═════ DATA IN THIS EXERCISE ═════
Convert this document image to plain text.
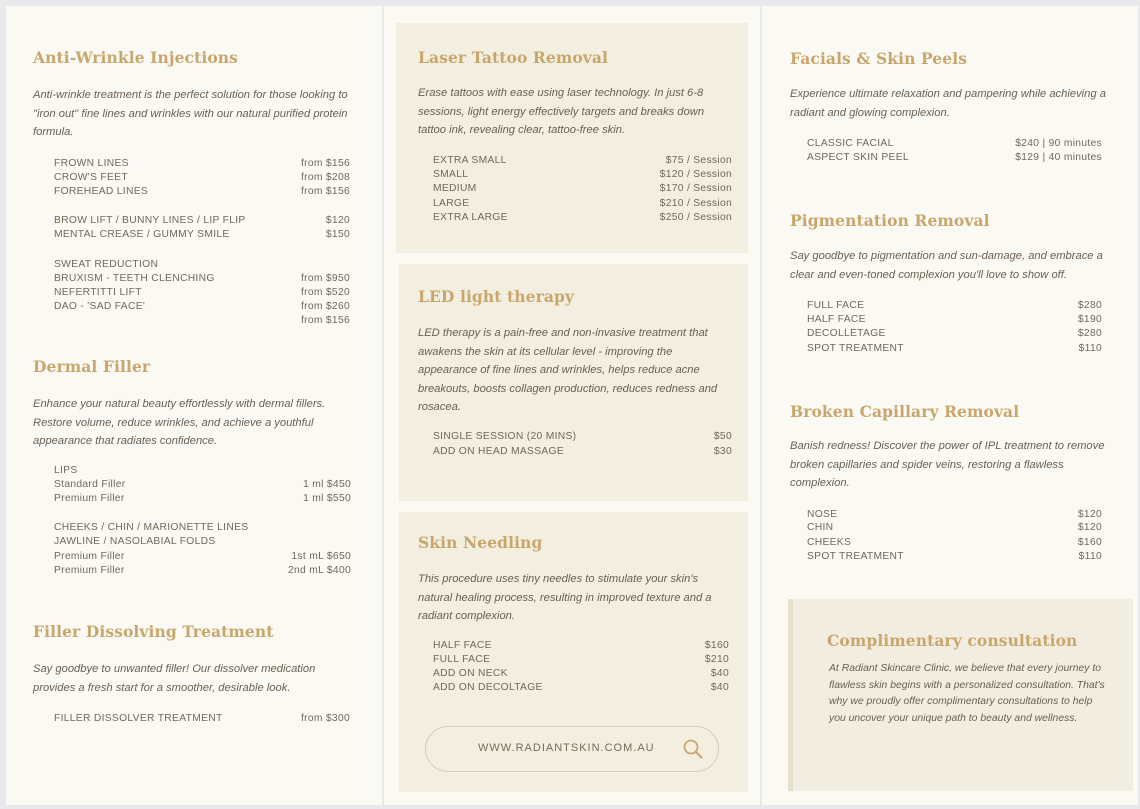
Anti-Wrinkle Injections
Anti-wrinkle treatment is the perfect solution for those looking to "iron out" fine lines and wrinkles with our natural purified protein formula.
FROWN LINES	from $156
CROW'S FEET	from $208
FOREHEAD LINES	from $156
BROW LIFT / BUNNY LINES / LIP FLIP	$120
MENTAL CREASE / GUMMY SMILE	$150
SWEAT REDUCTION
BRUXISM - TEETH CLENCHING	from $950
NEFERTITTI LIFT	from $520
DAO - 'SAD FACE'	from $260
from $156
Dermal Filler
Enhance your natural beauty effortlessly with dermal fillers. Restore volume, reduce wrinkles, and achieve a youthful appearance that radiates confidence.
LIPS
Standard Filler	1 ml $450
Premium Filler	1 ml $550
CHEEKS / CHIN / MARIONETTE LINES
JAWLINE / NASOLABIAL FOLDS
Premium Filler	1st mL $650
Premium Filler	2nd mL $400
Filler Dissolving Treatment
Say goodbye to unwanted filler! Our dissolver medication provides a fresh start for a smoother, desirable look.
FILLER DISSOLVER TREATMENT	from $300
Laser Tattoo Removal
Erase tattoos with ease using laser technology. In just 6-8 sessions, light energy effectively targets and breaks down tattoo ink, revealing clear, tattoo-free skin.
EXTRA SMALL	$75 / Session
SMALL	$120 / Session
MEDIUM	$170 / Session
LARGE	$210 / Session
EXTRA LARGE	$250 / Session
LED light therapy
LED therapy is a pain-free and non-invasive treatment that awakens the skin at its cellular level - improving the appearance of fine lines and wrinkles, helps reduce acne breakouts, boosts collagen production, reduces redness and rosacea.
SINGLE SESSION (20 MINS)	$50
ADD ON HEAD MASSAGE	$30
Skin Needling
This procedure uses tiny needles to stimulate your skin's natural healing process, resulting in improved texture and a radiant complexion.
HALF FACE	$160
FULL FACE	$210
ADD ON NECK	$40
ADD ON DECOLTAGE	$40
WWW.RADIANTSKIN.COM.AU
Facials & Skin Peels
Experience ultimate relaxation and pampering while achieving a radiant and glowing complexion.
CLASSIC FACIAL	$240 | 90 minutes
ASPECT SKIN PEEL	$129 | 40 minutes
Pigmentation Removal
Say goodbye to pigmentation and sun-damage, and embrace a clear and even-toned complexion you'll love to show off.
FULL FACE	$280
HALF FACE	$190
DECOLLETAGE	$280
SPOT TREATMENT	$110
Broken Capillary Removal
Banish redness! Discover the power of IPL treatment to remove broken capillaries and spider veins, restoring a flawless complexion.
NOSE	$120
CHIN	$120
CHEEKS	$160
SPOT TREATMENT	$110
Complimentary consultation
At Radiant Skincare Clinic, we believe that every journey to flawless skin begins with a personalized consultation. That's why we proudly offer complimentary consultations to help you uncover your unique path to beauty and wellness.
═════
═════ DATA IN THIS EXERCISE ═════
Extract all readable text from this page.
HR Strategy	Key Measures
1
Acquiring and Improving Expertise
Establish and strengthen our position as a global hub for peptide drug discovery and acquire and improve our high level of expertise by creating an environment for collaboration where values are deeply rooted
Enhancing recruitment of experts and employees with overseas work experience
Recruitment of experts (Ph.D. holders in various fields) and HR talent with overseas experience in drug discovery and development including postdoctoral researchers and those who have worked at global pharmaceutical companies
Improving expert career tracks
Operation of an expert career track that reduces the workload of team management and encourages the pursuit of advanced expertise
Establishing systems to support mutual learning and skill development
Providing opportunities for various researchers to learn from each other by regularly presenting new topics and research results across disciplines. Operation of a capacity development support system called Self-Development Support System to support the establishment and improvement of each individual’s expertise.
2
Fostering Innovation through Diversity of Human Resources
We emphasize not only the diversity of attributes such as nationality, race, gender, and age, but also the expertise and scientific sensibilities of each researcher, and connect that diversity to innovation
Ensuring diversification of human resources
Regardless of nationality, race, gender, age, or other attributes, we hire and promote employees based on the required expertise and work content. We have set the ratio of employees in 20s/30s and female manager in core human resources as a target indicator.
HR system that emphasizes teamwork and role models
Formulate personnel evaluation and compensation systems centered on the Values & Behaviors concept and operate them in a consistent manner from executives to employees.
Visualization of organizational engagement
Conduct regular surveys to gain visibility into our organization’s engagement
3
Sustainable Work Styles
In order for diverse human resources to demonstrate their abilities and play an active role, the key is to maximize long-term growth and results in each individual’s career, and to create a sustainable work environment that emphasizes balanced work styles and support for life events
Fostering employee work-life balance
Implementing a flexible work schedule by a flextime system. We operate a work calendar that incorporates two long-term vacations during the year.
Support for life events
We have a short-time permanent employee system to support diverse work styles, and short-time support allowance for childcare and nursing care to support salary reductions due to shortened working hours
═════
- _REQUIRED WORK_
Wherever a line in the listing contains the word "Removal", copy that line out.

- _EXPECTED OUTPUT_
Laser Tattoo Removal
Pigmentation Removal
Broken Capillary Removal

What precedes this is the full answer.